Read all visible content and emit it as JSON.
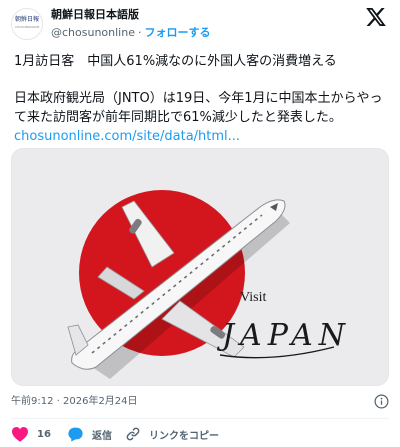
{
  "account": {
    "display_name": "朝鮮日報日本語版",
    "handle": "@chosunonline",
    "separator": "·",
    "follow_label": "フォローする",
    "avatar_text": "朝鮮日報",
    "avatar_subtext": "CHOSUNONLINE"
  },
  "tweet": {
    "headline": "1月訪日客　中国人61%減なのに外国人客の消費増える",
    "body": "日本政府観光局（JNTO）は19日、今年1月に中国本土からやって来た訪問客が前年同期比で61%減少したと発表した。",
    "link": "chosunonline.com/site/data/html..."
  },
  "media": {
    "visit_text": "Visit",
    "japan_text": "JAPAN",
    "colors": {
      "sun": "#d3161d",
      "background": "#e9e9eb"
    }
  },
  "meta": {
    "timestamp": "午前9:12 · 2026年2月24日"
  },
  "actions": {
    "like_count": "16",
    "reply_label": "返信",
    "copy_link_label": "リンクをコピー"
  },
  "colors": {
    "accent": "#1d9bf0",
    "like": "#f91880",
    "secondary_text": "#536471"
  },
  "icons": {
    "platform": "x-logo-icon",
    "info": "info-icon",
    "like": "heart-icon",
    "reply": "reply-bubble-icon",
    "copy": "link-icon"
  }
}
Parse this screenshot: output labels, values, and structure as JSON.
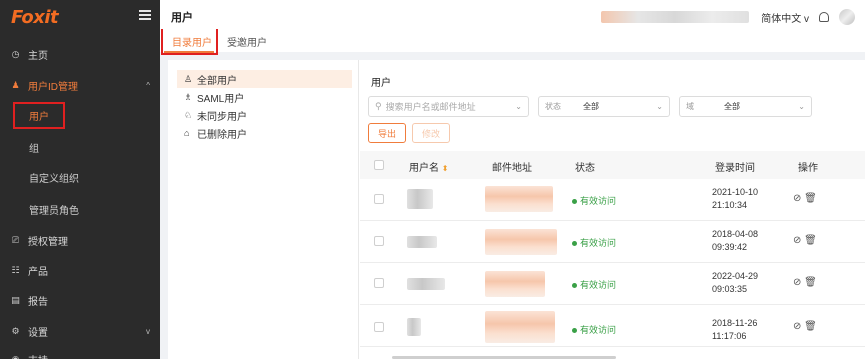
{
  "brand": {
    "logo_text": "Foxit"
  },
  "sidebar": {
    "items": [
      {
        "label": "主页",
        "icon": "dashboard-icon"
      },
      {
        "label": "用户ID管理",
        "icon": "users-icon",
        "caret": "^"
      },
      {
        "label": "用户"
      },
      {
        "label": "组"
      },
      {
        "label": "自定义组织"
      },
      {
        "label": "管理员角色"
      },
      {
        "label": "授权管理",
        "icon": "license-icon"
      },
      {
        "label": "产品",
        "icon": "products-icon"
      },
      {
        "label": "报告",
        "icon": "report-icon"
      },
      {
        "label": "设置",
        "icon": "settings-icon",
        "caret": "v"
      },
      {
        "label": "支持",
        "icon": "support-icon"
      }
    ]
  },
  "header": {
    "title": "用户",
    "language": "简体中文",
    "language_caret": "v"
  },
  "tabs": [
    {
      "label": "目录用户"
    },
    {
      "label": "受邀用户"
    }
  ],
  "tree": {
    "items": [
      {
        "label": "全部用户",
        "glyph": "♙"
      },
      {
        "label": "SAML用户",
        "glyph": "♗"
      },
      {
        "label": "未同步用户",
        "glyph": "♘"
      },
      {
        "label": "已删除用户",
        "glyph": "⌂"
      }
    ]
  },
  "content": {
    "title": "用户",
    "search_placeholder": "搜索用户名或邮件地址",
    "filter_state": {
      "label": "状态",
      "value": "全部"
    },
    "filter_domain": {
      "label": "域",
      "value": "全部"
    },
    "export_label": "导出",
    "modify_label": "修改"
  },
  "table": {
    "headers": {
      "username": "用户名",
      "email": "邮件地址",
      "status": "状态",
      "login_time": "登录时间",
      "actions": "操作"
    },
    "rows": [
      {
        "status": "有效访问",
        "login_date": "2021-10-10",
        "login_time": "21:10:34"
      },
      {
        "status": "有效访问",
        "login_date": "2018-04-08",
        "login_time": "09:39:42"
      },
      {
        "status": "有效访问",
        "login_date": "2022-04-29",
        "login_time": "09:03:35"
      },
      {
        "status": "有效访问",
        "login_date": "2018-11-26",
        "login_time": "11:17:06"
      }
    ]
  },
  "colors": {
    "accent": "#f07c3c",
    "status_ok": "#3aa047",
    "sidebar_bg": "#2b2b2b"
  }
}
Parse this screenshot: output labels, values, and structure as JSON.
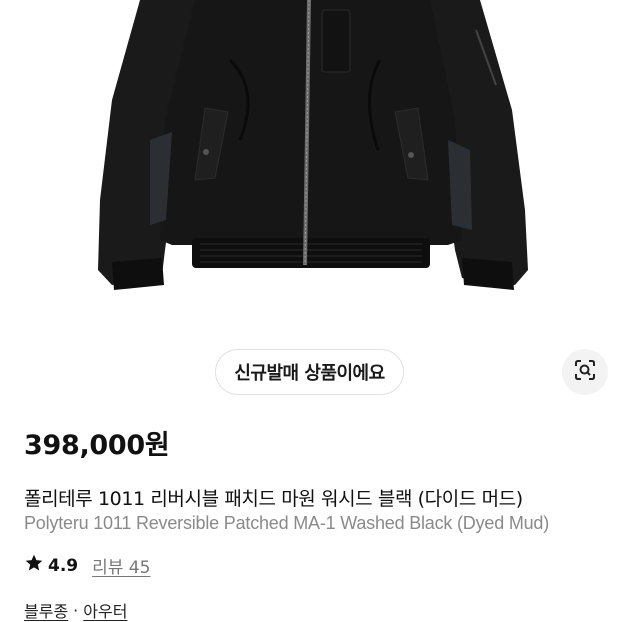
{
  "product": {
    "image_icon": "jacket-photo",
    "new_badge": "신규발매 상품이에요",
    "lens_icon": "image-search-icon",
    "price": "398,000원",
    "title_ko": "폴리테루 1011 리버시블 패치드 마원 워시드 블랙 (다이드 머드)",
    "title_en": "Polyteru 1011 Reversible Patched MA-1 Washed Black (Dyed Mud)",
    "rating": "4.9",
    "review_label": "리뷰 45",
    "category": {
      "primary": "블루종",
      "separator": "·",
      "secondary": "아우터"
    }
  },
  "colors": {
    "star": "#111111",
    "subtitle": "#8a8a8a",
    "badge_border": "#e2e2e2"
  }
}
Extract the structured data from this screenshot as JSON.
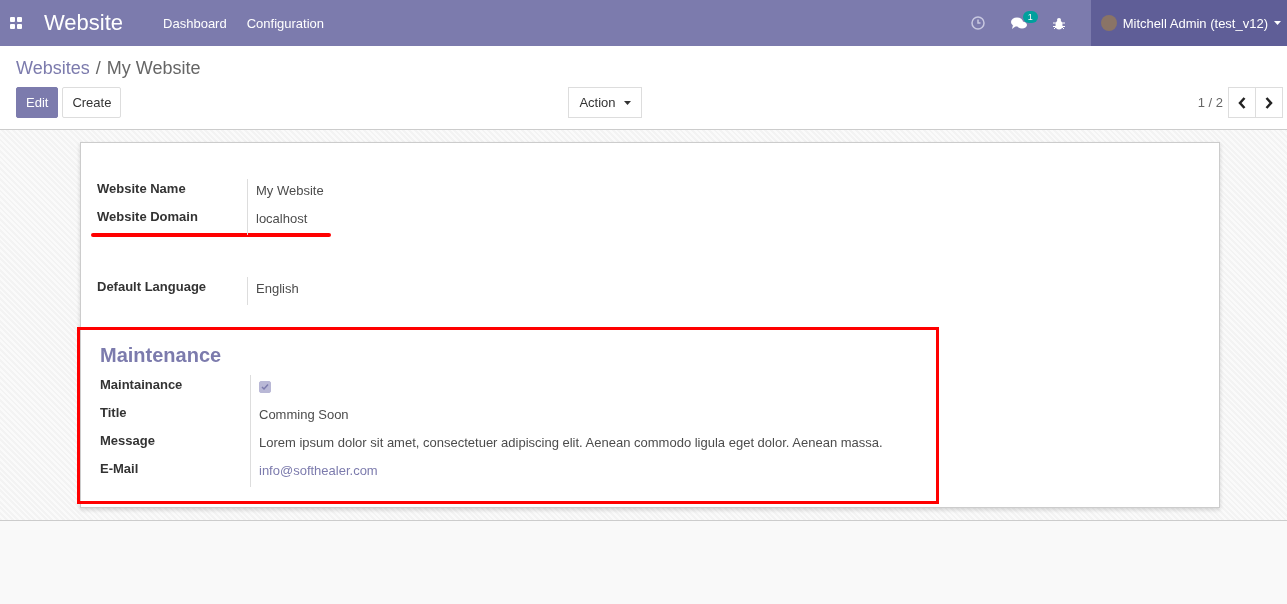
{
  "navbar": {
    "app_title": "Website",
    "menu": [
      {
        "label": "Dashboard"
      },
      {
        "label": "Configuration"
      }
    ],
    "message_count": "1",
    "user": "Mitchell Admin (test_v12)"
  },
  "breadcrumb": [
    {
      "label": "Websites",
      "kind": "link"
    },
    {
      "label": "/",
      "kind": "separator"
    },
    {
      "label": "My Website",
      "kind": "current"
    }
  ],
  "buttons": [
    {
      "label": "Edit",
      "primary": true
    },
    {
      "label": "Create",
      "primary": false
    }
  ],
  "action": {
    "label": "Action"
  },
  "pager": {
    "text": "1 / 2"
  },
  "groups": [
    {
      "underlined": true,
      "fields": [
        {
          "label": "Website Name",
          "kind": "text",
          "value": "My Website"
        },
        {
          "label": "Website Domain",
          "kind": "text",
          "value": "localhost"
        }
      ]
    },
    {
      "fields": [
        {
          "label": "Default Language",
          "kind": "text",
          "value": "English"
        }
      ]
    }
  ],
  "maintenance": {
    "title": "Maintenance",
    "framed": true,
    "fields": [
      {
        "label": "Maintainance",
        "kind": "checkbox",
        "checked": true
      },
      {
        "label": "Title",
        "kind": "text",
        "value": "Comming Soon"
      },
      {
        "label": "Message",
        "kind": "text",
        "value": "Lorem ipsum dolor sit amet, consectetuer adipiscing elit. Aenean commodo ligula eget dolor. Aenean massa."
      },
      {
        "label": "E-Mail",
        "kind": "link",
        "value": "info@softhealer.com"
      }
    ]
  }
}
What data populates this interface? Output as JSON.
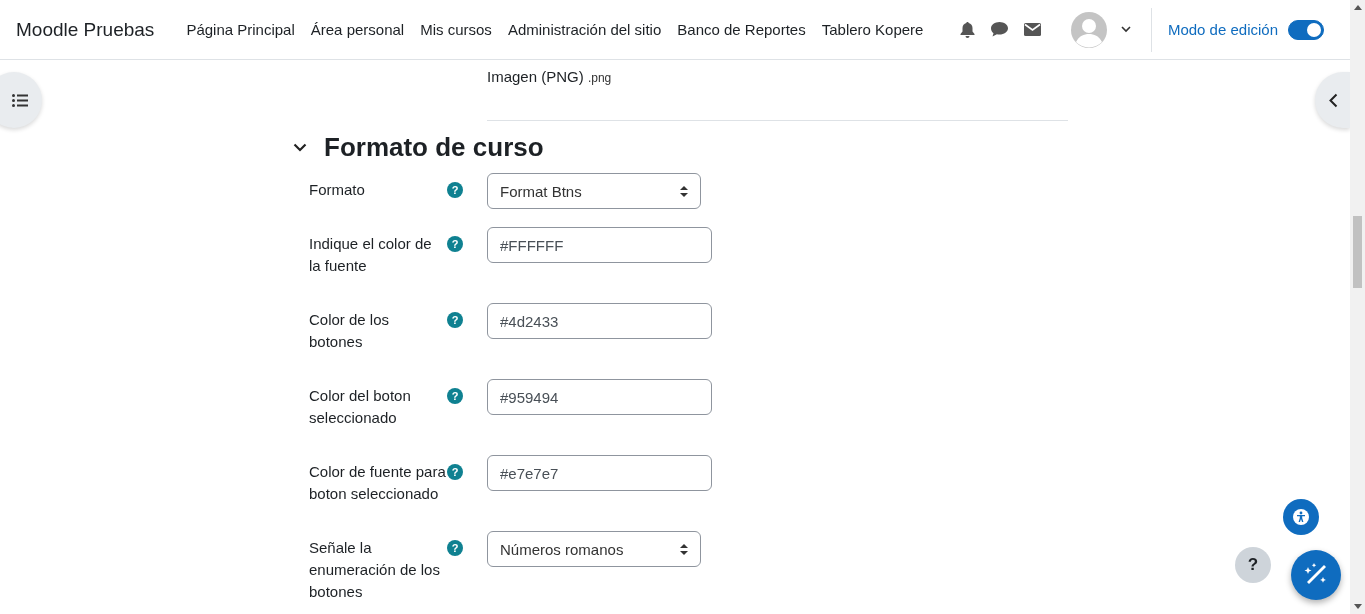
{
  "header": {
    "brand": "Moodle Pruebas",
    "nav": [
      {
        "label": "Página Principal"
      },
      {
        "label": "Área personal"
      },
      {
        "label": "Mis cursos"
      },
      {
        "label": "Administración del sitio"
      },
      {
        "label": "Banco de Reportes"
      },
      {
        "label": "Tablero Kopere"
      }
    ],
    "edit_mode": {
      "label": "Modo de edición",
      "on": true
    }
  },
  "file_type": {
    "name": "Imagen (PNG)",
    "ext": ".png"
  },
  "section": {
    "title": "Formato de curso",
    "expanded": true
  },
  "fields": [
    {
      "label_lines": [
        "Formato"
      ],
      "help": "?",
      "kind": "select",
      "value": "Format Btns"
    },
    {
      "label_lines": [
        "Indique el color de",
        "la fuente"
      ],
      "help": "?",
      "kind": "text",
      "value": "#FFFFFF"
    },
    {
      "label_lines": [
        "Color de los",
        "botones"
      ],
      "help": "?",
      "kind": "text",
      "value": "#4d2433"
    },
    {
      "label_lines": [
        "Color del boton",
        "seleccionado"
      ],
      "help": "?",
      "kind": "text",
      "value": "#959494"
    },
    {
      "label_lines": [
        "Color de fuente para",
        "boton seleccionado"
      ],
      "help": "?",
      "kind": "text",
      "value": "#e7e7e7"
    },
    {
      "label_lines": [
        "Señale la",
        "enumeración de los",
        "botones"
      ],
      "help": "?",
      "kind": "select",
      "value": "Números romanos"
    }
  ],
  "help_button": "?"
}
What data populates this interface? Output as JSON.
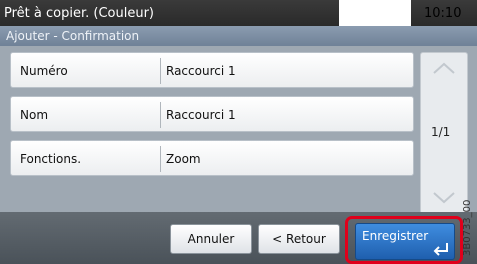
{
  "status": {
    "message": "Prêt à copier. (Couleur)",
    "time": "10:10"
  },
  "title": "Ajouter - Confirmation",
  "rows": [
    {
      "label": "Numéro",
      "value": "Raccourci 1"
    },
    {
      "label": "Nom",
      "value": "Raccourci 1"
    },
    {
      "label": "Fonctions.",
      "value": "Zoom"
    }
  ],
  "pager": {
    "indicator": "1/1"
  },
  "buttons": {
    "cancel": "Annuler",
    "back": "< Retour",
    "save": "Enregistrer"
  },
  "figure_code": "3B0733_00",
  "colors": {
    "highlight": "#e0001b",
    "save_button": "#2f74c8",
    "title_bar": "#7d8ea3"
  },
  "icons": {
    "scroll_up": "chevron-up-icon",
    "scroll_down": "chevron-down-icon",
    "enter": "enter-arrow-icon"
  }
}
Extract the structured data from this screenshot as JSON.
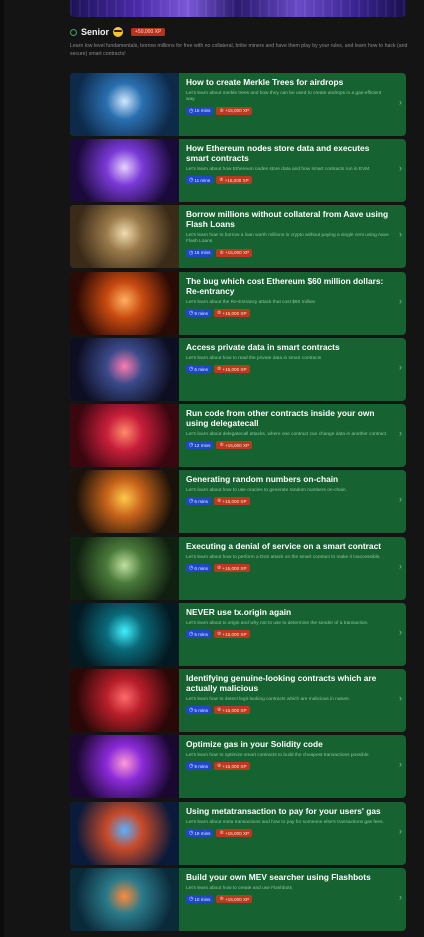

## WHAT IS BEING ASKED
Go through the material above and count the lines that contain "true"; answer with the number alone.

## CORRECT RESULT
6